Joe Quesada is a Skrull, I bet. It makes alot of sense when you think about it……
Im starting to hate Joe Quesada, first he’s gonna ruin Peter and MJ, now he’s going for Luke and Jessica. He’s the love child of unhappy marriages damn it!
Here’s my theory:
The Skrulls will all be people who only really exist in one title right now. Also, nobody with their own book will be a Skrull. I.e., Wolverine and Spider-Man are off-limits, but Iron Fist and Echo are not. Odds are the Skrulls will not be the big heroes themselves, but just their supporting cast. So here’s my prediction: Maria Hill is a Skrull. Mary Jane Watson Parker is a Skrull (it would explain the one more day stuff coming down the pipe, and it fits with Quesada’s theory of how to make Spider-Man single again without making him a widow or a divorcee). I’m sure there’s more, but I think, in general, the Skrull will not be the hero, but instead someone close to the hero.

********************

_What is asked_.
A – From the Skrull comments, list every person who is stated or predicted to be a Skrull.
B – Proceed with the Skrull comments, writing on from their final sentence.

********************

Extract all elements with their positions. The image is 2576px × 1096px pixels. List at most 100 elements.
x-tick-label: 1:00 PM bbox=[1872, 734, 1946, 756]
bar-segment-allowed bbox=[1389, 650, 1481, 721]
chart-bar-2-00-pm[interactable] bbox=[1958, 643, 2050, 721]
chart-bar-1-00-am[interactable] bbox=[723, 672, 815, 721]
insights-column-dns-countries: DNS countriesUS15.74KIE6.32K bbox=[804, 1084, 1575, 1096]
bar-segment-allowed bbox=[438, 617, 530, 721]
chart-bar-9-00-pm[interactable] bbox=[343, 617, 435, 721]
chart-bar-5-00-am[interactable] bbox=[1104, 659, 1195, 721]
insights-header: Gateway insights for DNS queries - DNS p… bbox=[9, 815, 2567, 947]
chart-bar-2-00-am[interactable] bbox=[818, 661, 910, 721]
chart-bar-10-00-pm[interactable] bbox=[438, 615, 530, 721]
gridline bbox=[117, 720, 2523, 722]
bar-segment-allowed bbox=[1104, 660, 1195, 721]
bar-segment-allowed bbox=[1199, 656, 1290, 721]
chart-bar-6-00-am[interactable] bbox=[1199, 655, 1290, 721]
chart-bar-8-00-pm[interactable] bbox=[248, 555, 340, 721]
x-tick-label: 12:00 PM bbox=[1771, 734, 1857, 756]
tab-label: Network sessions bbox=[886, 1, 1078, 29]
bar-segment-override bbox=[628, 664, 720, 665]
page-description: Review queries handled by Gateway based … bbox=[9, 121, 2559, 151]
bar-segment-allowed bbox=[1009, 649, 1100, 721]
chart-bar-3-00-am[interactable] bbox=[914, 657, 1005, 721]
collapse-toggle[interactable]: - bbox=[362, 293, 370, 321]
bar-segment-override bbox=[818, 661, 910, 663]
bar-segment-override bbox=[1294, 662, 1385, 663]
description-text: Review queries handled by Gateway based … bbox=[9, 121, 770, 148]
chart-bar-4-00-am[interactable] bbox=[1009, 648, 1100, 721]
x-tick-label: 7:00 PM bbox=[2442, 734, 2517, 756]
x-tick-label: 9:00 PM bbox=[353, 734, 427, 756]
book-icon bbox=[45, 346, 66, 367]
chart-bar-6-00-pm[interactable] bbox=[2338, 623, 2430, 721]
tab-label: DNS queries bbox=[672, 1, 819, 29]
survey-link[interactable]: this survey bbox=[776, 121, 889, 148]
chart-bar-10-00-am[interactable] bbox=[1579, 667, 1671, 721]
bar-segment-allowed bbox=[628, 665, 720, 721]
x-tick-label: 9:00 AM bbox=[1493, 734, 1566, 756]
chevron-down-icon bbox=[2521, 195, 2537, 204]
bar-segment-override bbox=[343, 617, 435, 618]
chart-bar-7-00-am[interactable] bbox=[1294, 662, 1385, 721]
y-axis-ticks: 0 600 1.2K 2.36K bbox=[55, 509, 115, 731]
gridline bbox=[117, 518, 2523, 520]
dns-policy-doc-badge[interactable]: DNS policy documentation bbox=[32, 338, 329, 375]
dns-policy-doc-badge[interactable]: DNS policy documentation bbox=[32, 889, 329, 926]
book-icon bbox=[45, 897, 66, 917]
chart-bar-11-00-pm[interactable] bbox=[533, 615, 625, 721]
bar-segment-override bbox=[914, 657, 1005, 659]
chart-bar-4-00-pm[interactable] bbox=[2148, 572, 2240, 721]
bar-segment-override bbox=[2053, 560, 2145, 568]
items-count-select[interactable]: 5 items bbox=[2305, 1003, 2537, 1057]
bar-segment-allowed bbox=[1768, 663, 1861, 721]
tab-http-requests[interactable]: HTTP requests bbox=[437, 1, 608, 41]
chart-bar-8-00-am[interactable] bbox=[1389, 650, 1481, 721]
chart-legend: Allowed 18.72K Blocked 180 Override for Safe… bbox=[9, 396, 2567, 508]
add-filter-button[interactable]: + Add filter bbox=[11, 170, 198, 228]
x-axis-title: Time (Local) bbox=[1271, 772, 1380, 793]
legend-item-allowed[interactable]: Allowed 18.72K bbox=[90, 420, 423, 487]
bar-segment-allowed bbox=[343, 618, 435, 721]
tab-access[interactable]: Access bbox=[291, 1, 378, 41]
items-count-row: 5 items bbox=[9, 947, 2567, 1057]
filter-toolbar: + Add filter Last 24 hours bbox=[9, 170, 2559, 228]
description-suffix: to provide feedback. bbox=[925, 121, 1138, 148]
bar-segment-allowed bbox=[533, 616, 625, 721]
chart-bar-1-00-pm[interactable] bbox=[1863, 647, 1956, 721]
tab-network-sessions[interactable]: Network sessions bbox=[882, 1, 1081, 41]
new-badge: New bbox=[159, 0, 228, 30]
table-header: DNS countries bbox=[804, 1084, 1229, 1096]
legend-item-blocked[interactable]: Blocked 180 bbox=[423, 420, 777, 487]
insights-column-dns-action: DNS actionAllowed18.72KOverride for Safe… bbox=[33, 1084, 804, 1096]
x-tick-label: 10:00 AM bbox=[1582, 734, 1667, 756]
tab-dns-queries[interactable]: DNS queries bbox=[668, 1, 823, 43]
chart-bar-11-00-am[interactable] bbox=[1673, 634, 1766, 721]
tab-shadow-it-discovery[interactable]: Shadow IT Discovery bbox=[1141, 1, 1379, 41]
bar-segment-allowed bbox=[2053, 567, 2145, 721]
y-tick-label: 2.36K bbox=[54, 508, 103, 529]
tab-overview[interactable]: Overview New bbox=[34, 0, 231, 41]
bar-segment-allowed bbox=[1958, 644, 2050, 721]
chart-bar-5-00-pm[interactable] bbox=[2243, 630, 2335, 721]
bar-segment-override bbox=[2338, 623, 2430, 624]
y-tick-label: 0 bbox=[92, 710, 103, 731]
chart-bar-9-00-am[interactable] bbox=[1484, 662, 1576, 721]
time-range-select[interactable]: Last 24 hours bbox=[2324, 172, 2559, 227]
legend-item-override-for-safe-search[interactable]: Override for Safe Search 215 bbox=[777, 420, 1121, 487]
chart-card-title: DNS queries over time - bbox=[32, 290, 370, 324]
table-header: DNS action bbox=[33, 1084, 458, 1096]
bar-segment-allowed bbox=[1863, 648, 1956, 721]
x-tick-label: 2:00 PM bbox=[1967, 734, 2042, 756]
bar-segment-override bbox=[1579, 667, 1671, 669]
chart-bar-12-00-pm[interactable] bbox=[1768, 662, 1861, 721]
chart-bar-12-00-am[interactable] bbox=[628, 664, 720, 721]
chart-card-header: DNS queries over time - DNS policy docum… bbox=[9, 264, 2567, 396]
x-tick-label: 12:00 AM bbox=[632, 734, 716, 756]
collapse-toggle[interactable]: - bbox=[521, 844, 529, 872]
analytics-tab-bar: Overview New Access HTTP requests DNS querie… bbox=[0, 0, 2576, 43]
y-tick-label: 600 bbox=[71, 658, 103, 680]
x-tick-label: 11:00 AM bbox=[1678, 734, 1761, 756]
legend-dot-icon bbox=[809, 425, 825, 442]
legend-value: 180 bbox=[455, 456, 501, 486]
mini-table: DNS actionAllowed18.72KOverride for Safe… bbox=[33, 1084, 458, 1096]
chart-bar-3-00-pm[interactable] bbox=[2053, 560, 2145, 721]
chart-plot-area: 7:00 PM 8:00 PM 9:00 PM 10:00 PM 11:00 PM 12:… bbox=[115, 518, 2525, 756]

********************

_Answers per task_.
A – Joe Quesada, Maria Hill, Mary Jane Watson Parker

B –
Jarvis is a Skrull!!!
I don’t think they’re trying to ruin Luke and Jessica…but Luke’s Cagey Senses have a right to be tingling. He’s been paranoid since the big Skrull reveal and it makes sense that he would go after Spidey first (because none of us who love Peter Parker can understand his recent behavior). If you follow Jessica’s characterization in Alias, this doting Avenger’s wife doesn’t really fit her. It may be nothing, but in Captain America #26 she make s a comment about not having a glass of wine with Spider-Woman because she’s a “nursing mother”, giving further credence that some type of switcharoo has occured. There’s is probably some clue we missed with Dr. Strange’s “good intentions” spell so I’m going have to re-read that one. Any thoughts there? But I’m thinking, that just because someone’s been co-opted by a Skrull (like Jessica probably has) doesn’t mean their dead. (They’re probably in the Negative Zone for all I know.) Do you really think they’d kill Elektra, aside from the resurrections?
re:Peter B.
Iron Fist also got is own title (and a damned good one i might add)so therefore to follow your theory,he’s not a skrull either..
Skrulls, Skrulls, everywhere Skrulls. I give it a month before we find out that Ray Palmer is actually a Skrull. Yes – Ray Palmer.
I’m starting to have some doubts about the Skrull story if it’s going to be used as a scapegoat to retcon most of Marvel. Also having consecutive world changing stories is putting me off.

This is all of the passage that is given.